══ Records for the task ══
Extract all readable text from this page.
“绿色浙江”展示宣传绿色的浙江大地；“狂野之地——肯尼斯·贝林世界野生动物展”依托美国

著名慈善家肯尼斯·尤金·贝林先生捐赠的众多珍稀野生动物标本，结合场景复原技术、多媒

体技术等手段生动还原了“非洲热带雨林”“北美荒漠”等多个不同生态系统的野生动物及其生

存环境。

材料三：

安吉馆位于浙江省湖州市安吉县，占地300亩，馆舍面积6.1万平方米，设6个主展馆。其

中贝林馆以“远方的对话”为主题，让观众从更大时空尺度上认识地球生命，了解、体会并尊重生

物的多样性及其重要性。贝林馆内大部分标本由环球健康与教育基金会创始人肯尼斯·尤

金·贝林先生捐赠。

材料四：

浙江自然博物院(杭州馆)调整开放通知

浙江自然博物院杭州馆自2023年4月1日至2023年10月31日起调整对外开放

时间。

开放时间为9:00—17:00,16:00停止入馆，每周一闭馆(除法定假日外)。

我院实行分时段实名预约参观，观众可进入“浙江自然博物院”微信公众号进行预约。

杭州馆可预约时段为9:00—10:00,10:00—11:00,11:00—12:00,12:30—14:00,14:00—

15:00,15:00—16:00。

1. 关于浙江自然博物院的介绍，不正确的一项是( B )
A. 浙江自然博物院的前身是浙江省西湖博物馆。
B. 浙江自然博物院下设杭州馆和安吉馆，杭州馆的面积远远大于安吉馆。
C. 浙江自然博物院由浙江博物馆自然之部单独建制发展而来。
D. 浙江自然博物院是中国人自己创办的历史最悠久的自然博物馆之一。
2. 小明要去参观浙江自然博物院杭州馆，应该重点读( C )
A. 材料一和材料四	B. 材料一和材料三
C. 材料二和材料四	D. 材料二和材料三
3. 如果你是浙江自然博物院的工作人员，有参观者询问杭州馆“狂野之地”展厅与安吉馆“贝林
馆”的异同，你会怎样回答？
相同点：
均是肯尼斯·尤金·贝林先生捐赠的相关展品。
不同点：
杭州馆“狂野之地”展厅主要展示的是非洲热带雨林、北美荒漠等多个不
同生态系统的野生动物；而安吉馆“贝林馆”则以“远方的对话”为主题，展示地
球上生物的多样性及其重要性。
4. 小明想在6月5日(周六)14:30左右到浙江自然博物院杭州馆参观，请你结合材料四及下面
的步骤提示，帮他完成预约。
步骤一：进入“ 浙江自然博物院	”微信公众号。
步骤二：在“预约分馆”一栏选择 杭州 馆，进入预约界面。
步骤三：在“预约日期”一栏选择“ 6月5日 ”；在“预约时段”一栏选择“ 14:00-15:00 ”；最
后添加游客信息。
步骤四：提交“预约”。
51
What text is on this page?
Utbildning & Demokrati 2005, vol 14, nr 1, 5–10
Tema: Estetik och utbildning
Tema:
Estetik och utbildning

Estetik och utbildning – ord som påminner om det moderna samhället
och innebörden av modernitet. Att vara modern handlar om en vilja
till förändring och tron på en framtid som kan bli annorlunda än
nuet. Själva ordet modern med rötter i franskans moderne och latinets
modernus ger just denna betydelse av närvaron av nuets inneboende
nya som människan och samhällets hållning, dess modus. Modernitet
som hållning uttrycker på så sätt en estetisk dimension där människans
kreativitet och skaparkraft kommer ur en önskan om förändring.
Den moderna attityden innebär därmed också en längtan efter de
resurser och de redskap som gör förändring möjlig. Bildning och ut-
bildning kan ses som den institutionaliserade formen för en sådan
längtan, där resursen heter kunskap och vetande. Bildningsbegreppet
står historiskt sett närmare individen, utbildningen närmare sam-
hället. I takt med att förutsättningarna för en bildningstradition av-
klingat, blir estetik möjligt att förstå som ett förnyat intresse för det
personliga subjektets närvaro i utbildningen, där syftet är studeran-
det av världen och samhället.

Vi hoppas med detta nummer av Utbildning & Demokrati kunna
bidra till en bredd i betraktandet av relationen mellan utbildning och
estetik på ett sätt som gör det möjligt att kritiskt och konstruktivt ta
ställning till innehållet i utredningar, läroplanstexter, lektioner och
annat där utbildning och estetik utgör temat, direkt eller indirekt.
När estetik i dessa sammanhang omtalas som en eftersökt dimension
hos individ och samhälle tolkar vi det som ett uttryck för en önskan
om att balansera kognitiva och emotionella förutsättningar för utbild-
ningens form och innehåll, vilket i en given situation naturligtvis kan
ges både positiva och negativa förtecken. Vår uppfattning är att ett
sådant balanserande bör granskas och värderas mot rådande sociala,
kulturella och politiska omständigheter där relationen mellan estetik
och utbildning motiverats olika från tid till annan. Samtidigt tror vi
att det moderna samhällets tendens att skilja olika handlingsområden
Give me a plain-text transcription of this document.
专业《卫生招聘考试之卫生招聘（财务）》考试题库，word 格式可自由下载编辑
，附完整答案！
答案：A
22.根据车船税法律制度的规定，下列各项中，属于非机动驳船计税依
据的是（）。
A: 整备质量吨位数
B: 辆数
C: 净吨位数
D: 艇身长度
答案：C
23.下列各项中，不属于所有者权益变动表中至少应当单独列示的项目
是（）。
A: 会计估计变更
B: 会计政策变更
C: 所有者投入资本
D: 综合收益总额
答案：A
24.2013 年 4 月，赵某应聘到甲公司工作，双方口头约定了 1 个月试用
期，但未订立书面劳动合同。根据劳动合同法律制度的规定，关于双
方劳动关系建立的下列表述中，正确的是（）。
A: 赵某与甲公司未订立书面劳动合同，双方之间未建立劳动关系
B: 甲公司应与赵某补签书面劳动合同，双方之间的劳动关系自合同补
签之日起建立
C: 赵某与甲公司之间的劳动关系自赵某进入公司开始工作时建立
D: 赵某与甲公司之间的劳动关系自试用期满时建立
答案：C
═══
## Requirement
Everything from the line with "Give me a plain-text" to the end of the listing above needs to be duplicated exactly, both end lines included, with nothing more.

## The solution
Give me a plain-text transcription of this document.
专业《卫生招聘考试之卫生招聘（财务）》考试题库，word 格式可自由下载编辑
，附完整答案！
答案：A
22.根据车船税法律制度的规定，下列各项中，属于非机动驳船计税依
据的是（）。
A: 整备质量吨位数
B: 辆数
C: 净吨位数
D: 艇身长度
答案：C
23.下列各项中，不属于所有者权益变动表中至少应当单独列示的项目
是（）。
A: 会计估计变更
B: 会计政策变更
C: 所有者投入资本
D: 综合收益总额
答案：A
24.2013 年 4 月，赵某应聘到甲公司工作，双方口头约定了 1 个月试用
期，但未订立书面劳动合同。根据劳动合同法律制度的规定，关于双
方劳动关系建立的下列表述中，正确的是（）。
A: 赵某与甲公司未订立书面劳动合同，双方之间未建立劳动关系
B: 甲公司应与赵某补签书面劳动合同，双方之间的劳动关系自合同补
签之日起建立
C: 赵某与甲公司之间的劳动关系自赵某进入公司开始工作时建立
D: 赵某与甲公司之间的劳动关系自试用期满时建立
答案：C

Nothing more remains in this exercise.